### STATED GOAL
Look for the word "Difference" in each line and report the count of matching lines, with nothing added.

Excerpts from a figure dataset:
==========

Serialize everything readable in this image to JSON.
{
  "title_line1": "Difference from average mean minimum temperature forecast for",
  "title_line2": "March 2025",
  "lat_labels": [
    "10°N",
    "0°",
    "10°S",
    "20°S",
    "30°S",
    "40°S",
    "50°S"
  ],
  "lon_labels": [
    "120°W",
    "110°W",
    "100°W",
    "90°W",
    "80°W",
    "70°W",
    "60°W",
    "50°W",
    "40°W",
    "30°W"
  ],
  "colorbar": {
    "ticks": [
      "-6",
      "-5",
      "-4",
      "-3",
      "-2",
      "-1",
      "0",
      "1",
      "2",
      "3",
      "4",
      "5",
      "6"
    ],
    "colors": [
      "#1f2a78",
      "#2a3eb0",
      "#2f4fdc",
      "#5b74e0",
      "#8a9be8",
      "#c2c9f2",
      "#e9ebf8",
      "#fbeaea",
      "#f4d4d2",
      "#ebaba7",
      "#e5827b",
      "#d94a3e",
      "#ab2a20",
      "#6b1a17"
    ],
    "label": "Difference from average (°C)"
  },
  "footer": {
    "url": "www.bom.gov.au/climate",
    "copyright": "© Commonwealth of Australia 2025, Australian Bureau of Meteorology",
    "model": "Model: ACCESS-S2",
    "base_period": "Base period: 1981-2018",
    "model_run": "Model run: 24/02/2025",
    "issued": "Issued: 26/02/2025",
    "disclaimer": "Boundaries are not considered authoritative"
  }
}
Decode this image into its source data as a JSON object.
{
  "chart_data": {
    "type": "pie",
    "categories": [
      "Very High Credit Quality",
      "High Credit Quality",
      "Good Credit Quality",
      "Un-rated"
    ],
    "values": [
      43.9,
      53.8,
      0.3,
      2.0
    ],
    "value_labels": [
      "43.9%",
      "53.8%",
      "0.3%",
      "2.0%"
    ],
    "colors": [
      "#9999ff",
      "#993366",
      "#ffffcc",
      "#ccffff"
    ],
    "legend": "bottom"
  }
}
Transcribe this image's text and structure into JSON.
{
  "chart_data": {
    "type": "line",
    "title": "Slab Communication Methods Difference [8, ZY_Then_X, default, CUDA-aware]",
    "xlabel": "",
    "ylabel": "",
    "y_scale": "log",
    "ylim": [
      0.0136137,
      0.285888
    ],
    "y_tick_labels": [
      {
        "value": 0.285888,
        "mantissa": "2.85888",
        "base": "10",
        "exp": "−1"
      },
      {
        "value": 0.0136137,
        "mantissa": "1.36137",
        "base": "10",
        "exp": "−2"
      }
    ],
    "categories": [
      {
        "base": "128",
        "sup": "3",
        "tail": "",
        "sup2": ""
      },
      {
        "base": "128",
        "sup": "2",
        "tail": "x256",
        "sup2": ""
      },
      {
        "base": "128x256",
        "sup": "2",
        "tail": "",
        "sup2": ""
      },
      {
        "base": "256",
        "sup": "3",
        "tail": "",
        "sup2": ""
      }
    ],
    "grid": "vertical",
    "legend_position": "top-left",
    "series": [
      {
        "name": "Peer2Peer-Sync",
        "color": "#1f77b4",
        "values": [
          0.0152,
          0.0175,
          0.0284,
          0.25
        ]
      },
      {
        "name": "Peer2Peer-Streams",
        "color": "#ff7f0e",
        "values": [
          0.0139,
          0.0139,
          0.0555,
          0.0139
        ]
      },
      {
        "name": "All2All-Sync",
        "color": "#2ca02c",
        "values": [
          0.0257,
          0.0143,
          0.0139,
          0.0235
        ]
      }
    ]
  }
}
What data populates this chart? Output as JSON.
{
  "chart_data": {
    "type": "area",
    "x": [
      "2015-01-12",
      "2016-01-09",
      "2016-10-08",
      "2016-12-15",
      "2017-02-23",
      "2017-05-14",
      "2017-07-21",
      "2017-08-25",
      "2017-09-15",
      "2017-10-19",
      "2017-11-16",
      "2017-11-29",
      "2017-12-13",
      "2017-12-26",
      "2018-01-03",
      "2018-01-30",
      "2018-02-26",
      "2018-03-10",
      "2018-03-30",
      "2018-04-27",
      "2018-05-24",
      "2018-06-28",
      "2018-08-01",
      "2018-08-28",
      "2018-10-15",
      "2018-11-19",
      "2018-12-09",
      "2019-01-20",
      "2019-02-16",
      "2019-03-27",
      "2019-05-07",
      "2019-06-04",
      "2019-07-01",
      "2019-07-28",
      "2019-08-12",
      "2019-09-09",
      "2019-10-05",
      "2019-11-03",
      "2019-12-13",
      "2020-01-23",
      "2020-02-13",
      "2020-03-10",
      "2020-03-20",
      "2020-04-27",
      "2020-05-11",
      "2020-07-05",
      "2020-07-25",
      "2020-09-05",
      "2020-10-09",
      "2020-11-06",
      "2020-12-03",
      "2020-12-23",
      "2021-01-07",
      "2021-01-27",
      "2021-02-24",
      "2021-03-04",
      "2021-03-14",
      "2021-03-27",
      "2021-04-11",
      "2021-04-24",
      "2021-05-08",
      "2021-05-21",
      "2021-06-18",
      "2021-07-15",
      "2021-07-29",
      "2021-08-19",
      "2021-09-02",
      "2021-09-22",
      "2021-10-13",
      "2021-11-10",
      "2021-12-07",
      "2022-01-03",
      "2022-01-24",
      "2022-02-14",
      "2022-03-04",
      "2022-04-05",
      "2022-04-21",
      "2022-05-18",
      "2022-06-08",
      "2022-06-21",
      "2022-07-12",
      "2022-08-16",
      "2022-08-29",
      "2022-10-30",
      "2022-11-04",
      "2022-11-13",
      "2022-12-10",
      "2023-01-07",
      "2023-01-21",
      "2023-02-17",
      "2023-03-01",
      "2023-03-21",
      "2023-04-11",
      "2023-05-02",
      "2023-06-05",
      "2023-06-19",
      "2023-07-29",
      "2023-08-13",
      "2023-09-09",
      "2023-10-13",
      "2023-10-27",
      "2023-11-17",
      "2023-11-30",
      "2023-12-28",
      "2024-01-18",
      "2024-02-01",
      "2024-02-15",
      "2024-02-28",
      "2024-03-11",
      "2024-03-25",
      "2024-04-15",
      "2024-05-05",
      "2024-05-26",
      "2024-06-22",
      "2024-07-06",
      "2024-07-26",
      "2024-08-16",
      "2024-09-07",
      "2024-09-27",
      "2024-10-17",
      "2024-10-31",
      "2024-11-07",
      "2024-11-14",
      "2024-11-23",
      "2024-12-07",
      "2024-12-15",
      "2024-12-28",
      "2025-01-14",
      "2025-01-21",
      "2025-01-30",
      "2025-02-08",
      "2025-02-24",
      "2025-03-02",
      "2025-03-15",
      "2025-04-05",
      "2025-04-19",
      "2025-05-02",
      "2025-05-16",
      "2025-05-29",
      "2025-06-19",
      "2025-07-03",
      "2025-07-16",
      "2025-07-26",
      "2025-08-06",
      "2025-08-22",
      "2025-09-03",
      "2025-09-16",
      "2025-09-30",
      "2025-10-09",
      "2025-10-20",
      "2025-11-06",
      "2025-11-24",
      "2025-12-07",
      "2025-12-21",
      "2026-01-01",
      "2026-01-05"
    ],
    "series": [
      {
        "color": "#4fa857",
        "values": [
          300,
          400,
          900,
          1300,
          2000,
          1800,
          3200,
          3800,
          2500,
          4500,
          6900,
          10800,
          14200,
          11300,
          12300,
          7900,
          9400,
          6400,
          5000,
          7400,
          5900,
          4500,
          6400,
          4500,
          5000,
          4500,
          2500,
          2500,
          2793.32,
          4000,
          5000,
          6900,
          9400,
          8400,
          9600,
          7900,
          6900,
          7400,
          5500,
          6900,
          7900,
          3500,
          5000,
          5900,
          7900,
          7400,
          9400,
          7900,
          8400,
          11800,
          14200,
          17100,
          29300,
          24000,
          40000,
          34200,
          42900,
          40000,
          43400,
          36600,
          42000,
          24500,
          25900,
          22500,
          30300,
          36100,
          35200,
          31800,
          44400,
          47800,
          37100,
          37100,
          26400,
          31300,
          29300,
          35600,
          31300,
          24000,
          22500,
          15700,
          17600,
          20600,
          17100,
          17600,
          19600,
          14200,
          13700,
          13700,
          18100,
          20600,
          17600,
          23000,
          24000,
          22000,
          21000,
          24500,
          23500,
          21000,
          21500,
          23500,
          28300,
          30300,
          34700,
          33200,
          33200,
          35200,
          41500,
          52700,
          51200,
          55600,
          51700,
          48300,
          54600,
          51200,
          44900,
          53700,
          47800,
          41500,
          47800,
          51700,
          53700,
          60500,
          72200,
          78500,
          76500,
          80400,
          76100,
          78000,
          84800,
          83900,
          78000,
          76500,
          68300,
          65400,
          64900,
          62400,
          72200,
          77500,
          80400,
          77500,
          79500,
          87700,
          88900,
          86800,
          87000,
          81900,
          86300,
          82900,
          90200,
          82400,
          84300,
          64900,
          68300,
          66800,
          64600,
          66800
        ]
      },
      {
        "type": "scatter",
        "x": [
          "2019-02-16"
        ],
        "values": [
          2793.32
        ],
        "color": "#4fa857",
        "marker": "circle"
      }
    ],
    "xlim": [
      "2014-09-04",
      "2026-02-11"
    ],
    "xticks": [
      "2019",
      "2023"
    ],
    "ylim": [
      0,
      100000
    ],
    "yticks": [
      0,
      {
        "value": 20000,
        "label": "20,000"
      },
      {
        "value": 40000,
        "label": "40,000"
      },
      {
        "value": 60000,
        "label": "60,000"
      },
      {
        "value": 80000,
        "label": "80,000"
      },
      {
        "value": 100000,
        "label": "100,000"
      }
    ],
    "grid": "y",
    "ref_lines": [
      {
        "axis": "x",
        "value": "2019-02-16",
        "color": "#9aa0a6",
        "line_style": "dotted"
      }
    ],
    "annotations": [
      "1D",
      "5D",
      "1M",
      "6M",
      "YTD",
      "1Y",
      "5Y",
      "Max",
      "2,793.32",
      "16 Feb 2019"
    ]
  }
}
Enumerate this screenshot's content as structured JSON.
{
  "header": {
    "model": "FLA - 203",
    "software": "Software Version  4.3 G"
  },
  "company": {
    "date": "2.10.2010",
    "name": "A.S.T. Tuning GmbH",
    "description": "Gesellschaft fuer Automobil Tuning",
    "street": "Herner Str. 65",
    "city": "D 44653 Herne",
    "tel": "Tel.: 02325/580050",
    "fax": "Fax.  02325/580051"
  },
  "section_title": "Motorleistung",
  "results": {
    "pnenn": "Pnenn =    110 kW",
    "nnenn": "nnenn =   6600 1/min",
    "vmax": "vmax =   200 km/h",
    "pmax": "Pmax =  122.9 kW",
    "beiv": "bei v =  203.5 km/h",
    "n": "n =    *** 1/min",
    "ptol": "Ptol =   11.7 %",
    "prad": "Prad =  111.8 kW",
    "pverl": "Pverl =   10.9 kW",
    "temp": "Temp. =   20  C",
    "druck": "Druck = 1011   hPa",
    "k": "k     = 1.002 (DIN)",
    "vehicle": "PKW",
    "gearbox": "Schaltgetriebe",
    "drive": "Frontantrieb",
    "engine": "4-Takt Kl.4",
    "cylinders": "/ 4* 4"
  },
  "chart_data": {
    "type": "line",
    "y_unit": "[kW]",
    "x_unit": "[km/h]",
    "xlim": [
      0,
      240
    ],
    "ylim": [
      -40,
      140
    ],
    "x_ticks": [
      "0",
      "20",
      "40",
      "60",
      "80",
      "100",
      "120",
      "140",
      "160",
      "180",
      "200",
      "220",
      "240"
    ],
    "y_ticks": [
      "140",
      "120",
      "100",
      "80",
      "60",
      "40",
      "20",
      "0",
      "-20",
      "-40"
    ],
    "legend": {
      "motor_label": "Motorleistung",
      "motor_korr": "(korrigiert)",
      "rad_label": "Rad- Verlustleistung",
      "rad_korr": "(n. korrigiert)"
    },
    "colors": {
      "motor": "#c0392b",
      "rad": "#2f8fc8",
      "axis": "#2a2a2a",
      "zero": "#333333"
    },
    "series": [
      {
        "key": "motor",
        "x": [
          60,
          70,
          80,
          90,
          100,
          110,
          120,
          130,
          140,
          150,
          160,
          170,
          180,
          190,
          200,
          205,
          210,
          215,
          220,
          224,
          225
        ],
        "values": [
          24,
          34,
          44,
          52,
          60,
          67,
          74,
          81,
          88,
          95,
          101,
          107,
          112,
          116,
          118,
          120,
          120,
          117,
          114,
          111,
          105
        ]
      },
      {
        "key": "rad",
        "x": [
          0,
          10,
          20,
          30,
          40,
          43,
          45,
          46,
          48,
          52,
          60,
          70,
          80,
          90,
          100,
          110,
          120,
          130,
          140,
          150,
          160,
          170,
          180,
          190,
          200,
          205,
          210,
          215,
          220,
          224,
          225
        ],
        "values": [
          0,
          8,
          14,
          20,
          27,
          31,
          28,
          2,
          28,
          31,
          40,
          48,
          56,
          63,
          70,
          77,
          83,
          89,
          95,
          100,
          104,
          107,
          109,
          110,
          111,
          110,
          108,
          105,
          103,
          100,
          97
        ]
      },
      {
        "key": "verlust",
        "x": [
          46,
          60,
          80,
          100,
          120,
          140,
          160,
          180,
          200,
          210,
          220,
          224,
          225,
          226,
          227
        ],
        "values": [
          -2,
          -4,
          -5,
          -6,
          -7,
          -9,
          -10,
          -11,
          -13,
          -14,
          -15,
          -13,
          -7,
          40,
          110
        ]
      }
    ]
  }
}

==========

### PROBLEM SOLUTION
3